> [Work required]
Go through the entries and transcribe each one exactly, dropping the pictures.
====== Data to use
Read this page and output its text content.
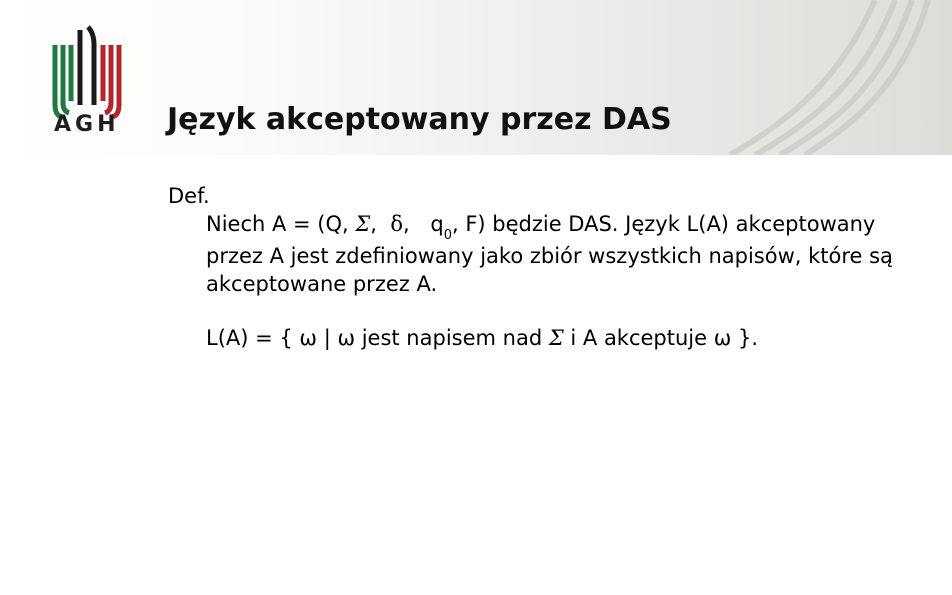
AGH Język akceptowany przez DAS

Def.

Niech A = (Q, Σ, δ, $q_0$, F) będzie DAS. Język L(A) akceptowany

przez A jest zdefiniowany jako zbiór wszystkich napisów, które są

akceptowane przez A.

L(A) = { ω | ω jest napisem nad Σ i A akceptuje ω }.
============
> [Output of the exercise]
Read this page and output its text content.
AGH Język akceptowany przez DAS

Def.

Niech A = (Q, Σ, δ, $q_0$, F) będzie DAS. Język L(A) akceptowany

przez A jest zdefiniowany jako zbiór wszystkich napisów, które są

akceptowane przez A.

L(A) = { ω | ω jest napisem nad Σ i A akceptuje ω }.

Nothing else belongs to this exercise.